* SUPPLIED MATERIAL:
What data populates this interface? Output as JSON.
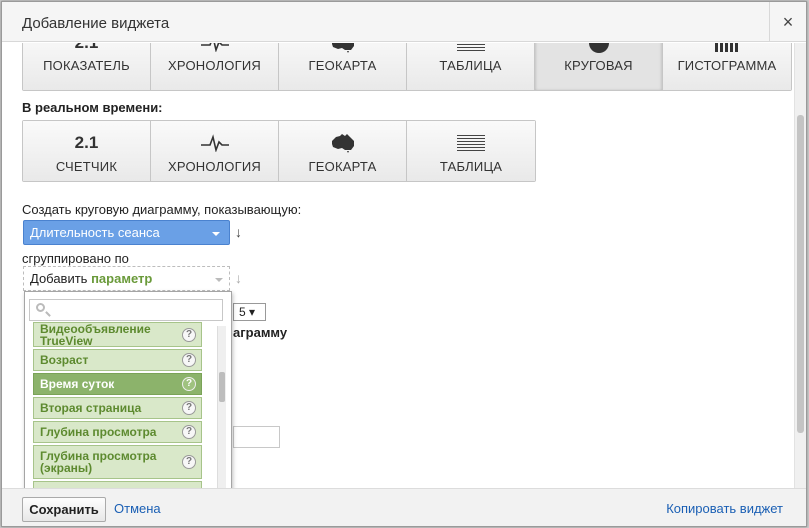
{
  "dialog": {
    "title": "Добавление виджета",
    "close_icon": "×"
  },
  "standard_types": [
    {
      "icon_text": "2.1",
      "label": "ПОКАЗАТЕЛЬ",
      "icon": "metric-icon"
    },
    {
      "icon_text": "",
      "label": "ХРОНОЛОГИЯ",
      "icon": "timeline-icon"
    },
    {
      "icon_text": "",
      "label": "ГЕОКАРТА",
      "icon": "geomap-icon"
    },
    {
      "icon_text": "",
      "label": "ТАБЛИЦА",
      "icon": "table-icon"
    },
    {
      "icon_text": "",
      "label": "КРУГОВАЯ",
      "icon": "pie-icon",
      "active": true
    },
    {
      "icon_text": "",
      "label": "ГИСТОГРАММА",
      "icon": "bar-icon"
    }
  ],
  "realtime_label": "В реальном времени:",
  "realtime_types": [
    {
      "icon_text": "2.1",
      "label": "СЧЕТЧИК",
      "icon": "counter-icon"
    },
    {
      "icon_text": "",
      "label": "ХРОНОЛОГИЯ",
      "icon": "timeline-icon"
    },
    {
      "icon_text": "",
      "label": "ГЕОКАРТА",
      "icon": "geomap-icon"
    },
    {
      "icon_text": "",
      "label": "ТАБЛИЦА",
      "icon": "table-icon"
    }
  ],
  "config": {
    "create_label": "Создать круговую диаграмму, показывающую:",
    "metric_value": "Длительность сеанса",
    "sort_arrow": "↓",
    "grouped_label": "сгруппировано по",
    "dimension_prefix": "Добавить",
    "dimension_highlight": "параметр"
  },
  "dropdown": {
    "search_placeholder": "",
    "items": [
      {
        "label": "Видеообъявление TrueView",
        "selected": false
      },
      {
        "label": "Возраст",
        "selected": false
      },
      {
        "label": "Время суток",
        "selected": true
      },
      {
        "label": "Вторая страница",
        "selected": false
      },
      {
        "label": "Глубина просмотра",
        "selected": false
      },
      {
        "label": "Глубина просмотра (экраны)",
        "selected": false
      }
    ]
  },
  "behind": {
    "select_value": "5",
    "text_partial": "аграмму"
  },
  "footer": {
    "save_label": "Сохранить",
    "cancel_label": "Отмена",
    "copy_label": "Копировать виджет"
  }
}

* WHAT YOU NEED TO DO: Set out every line from the material that contains the string "Глубина".

* FULL OUTPUT:
        "label": "Глубина просмотра",
        "label": "Глубина просмотра (экраны)",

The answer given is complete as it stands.